> **Extrait choisi**:
= = =

Dans leur défense, les principaux acteurs ont longtemps cafouillé. Claude Guéant, alors secrétaire général de l’Élysée, a d’abord assuré : « Si des journaux veulent acheter les mêmes (sondages que nous), on n’y peut rien ! » En clair : l’Élysée et les médias disposaient bien des mêmes sondages (mêmes questions, mêmes réponses). Cette position était intenable : elle signifiait qu’OpinionWay avait réussi l’exploit de vendre au conseiller « Opinion » de l’Élysée un produit destiné à publication !

Dans la foulée, l’institut avait donc ajusté le tir : dans un communiqué, il indiquait qu'il aurait en réalité fourni des« questions confidentielles » à la présidence, non communiquées aux médias. Faute de preuves, comment y croire ? D’autant que lors d’une audition à l’Assemblée nationale fin 2009, le directeur de cabinet de Nicolas Sarkozy a finalement avancé une troisième explication : l’Élysée achetait les mêmes questions que les médias, mais avec des réponses beaucoup plus détaillées, triées par catégorie socio-professionnelle, âge, proximité partisane, etc.

Ci-dessous, les comptes bien fournis de la société de Patrick Buisson en 2008 :

 

 

 

Tant que les bons de commande de Patrick Buisson restent confidentiels, comment éclaircir ce mystère ? On comprend que l'Élysée et son “gourou” refusent aujourd'hui de les transmettre, malgré l’ordre du tribunal. Le seul argument avancé, dans un courrier à Raymond Avrillier en date du 28 mars ? « Je ne peux vous fournir ces documents qui ne sont pas en possession de la Présidence », écrit le directeur du service financier du Palais. Comprendre : ils sont propriété du seul intermédiaire, Patrick Buisson.

Relancé par Mediapart, un collaborateur du directeur de cabinet de Nicolas Sarkozy répète : « Ce ne sont pas des documents de la présidence ! » C’est pourtant l’Élysée qui a profité de ces sondages, au final. C'est pourtant l’Élysée qui les a financés (indirectement).

Raymond Avrillier, ancien maire adjoint de GrenobleRaymond Avrillier, ancien maire adjoint de Grenoble

Cette manœuvre n’est pas la première, loin de là, visant à faire obstacle à la vérité. Fin 2009, l’Élysée avait déjà bloqué la création d’une commission d’enquête à l’Assemblée nationale, réclamée par les socialistes (lire notre chronique de ce bras-de-fer, ici ou ). Puis la plainte pour « favoritisme » déposée par l’association anti-corruption Anticor en février 2010, qui visait la directrice de cabinet de Nicolas Sakrozy ayant signé le contrat avec Patrick Buisson, avait été classée sans suite par le parquet de Paris, au motif discutable que l’irresponsabilité pénale dont jouit le chef de l’État « doit s’étendre aux actes effectués au nom de la présidence de la République par ses collaborateurs ». Pire : l’irresponsabilité est supposée s’étendre, par capillarité, jusqu’aux « co-contractants » de l’Élysée – Patrick Buisson en l’occurrence !

= = =

> **Données fournies**:

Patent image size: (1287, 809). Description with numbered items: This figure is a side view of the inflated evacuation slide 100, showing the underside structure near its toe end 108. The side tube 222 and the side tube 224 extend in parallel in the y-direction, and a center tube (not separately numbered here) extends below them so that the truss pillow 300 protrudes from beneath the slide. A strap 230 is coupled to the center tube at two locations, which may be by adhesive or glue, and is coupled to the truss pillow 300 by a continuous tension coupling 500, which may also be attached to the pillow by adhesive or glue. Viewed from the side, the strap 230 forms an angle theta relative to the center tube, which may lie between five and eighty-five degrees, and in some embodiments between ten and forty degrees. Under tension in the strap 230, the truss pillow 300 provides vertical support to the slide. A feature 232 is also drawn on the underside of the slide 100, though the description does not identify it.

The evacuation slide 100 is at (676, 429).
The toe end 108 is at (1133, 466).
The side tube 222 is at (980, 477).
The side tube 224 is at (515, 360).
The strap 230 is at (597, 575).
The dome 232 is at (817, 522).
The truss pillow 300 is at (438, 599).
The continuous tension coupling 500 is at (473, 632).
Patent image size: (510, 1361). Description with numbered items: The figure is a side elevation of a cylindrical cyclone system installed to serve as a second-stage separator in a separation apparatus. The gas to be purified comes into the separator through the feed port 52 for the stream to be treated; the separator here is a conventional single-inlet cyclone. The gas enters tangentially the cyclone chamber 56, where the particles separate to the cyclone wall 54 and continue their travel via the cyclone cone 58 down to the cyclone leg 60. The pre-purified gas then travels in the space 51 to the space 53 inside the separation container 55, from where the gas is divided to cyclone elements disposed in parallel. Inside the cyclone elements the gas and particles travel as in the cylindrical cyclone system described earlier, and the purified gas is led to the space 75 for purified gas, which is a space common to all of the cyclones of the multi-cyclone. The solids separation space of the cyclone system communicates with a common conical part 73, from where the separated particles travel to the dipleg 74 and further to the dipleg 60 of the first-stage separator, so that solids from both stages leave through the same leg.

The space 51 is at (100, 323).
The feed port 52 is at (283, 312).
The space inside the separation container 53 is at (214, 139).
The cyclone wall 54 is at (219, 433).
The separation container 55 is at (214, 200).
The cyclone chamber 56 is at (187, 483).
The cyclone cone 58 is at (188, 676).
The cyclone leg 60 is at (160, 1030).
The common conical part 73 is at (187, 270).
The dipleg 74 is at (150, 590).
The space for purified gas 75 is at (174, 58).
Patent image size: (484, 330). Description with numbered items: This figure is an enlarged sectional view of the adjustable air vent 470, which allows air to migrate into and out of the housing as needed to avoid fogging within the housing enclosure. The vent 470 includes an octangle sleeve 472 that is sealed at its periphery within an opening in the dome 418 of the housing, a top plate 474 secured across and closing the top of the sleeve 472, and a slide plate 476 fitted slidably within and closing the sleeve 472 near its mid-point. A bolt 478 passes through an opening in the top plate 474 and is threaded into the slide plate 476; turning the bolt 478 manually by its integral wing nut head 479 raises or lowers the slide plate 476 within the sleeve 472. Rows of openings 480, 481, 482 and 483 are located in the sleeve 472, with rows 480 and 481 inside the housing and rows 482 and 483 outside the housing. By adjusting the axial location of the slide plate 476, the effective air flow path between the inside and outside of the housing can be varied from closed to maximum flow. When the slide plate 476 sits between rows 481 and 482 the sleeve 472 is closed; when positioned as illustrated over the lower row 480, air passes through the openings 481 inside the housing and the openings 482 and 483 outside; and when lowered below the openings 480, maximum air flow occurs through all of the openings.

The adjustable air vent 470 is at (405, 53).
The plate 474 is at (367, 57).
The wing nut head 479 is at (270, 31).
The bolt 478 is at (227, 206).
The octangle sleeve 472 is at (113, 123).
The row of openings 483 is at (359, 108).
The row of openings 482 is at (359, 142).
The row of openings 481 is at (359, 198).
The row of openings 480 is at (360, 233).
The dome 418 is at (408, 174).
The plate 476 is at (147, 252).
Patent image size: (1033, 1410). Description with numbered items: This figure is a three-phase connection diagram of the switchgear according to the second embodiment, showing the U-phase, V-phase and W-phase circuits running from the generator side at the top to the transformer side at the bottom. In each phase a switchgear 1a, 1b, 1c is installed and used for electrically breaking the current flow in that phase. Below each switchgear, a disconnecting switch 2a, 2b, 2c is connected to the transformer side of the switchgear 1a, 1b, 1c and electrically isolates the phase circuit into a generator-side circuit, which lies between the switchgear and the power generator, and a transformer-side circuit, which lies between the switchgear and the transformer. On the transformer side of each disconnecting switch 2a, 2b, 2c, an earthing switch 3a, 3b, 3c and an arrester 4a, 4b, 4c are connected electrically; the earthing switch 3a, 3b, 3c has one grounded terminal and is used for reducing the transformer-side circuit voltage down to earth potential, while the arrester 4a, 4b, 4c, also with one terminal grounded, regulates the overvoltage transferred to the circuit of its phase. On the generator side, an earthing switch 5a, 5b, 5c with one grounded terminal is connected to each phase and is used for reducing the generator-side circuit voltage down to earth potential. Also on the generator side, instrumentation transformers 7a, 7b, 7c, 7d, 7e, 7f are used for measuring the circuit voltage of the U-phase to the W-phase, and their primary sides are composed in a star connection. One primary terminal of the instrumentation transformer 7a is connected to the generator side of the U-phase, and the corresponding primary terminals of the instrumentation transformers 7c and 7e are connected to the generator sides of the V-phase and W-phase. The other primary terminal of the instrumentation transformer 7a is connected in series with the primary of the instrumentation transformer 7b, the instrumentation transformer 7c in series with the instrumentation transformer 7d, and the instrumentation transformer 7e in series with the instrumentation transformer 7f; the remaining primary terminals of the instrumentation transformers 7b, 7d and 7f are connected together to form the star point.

= = =

> **Série d'exercices**:
[1] Dans l'article sur les sondages de l'Élysée, quelle fonction Claude Guéant occupait-il à l'époque ?
[2] Poursuivez, s'il vous plaît, l'article sur les sondages de l'Élysée à la suite de sa dernière phrase.

> **Corrigé des exercices**:
[1] Il était secrétaire général de l'Élysée.

[2]
Après une nouvelle plainte avec constitution de partie civile déposée par Anticor, le juge Serge Tournaire avait enfin rendu une ordonnance favorable à l’ouverture d’une instruction, en mars 2011. Mais nouvelle déception, huit mois plus tard: le parquet enterrait l'affaire.

« Dans la perspective d'une défaite de Sarkozy, nous reprendrions notre action », tonne aujourd’hui l’avocat d’Anticor, Jérôme Karsenti, qui s’est depuis pourvu en cassation. Il ne manque pas de billes : fin 2009, le directeur de cabinet de Nicolas Sarkozy avait lui-même reconnu « une anomalie dans le contrat » passé avec Patrick Buisson, lors d'une audition à l'Assemblée, avant de lancerun appel d'offres en bonne et due forme pour régulariser la situation du “Château”. Le contrat de 2007 de Patrick Buisson avait été cassé en deux en avril 2009 : un morceau pour Publifact, et un morceau récupéré par Publi-Opinion, une société gérée par… Georges Buisson, le fiston.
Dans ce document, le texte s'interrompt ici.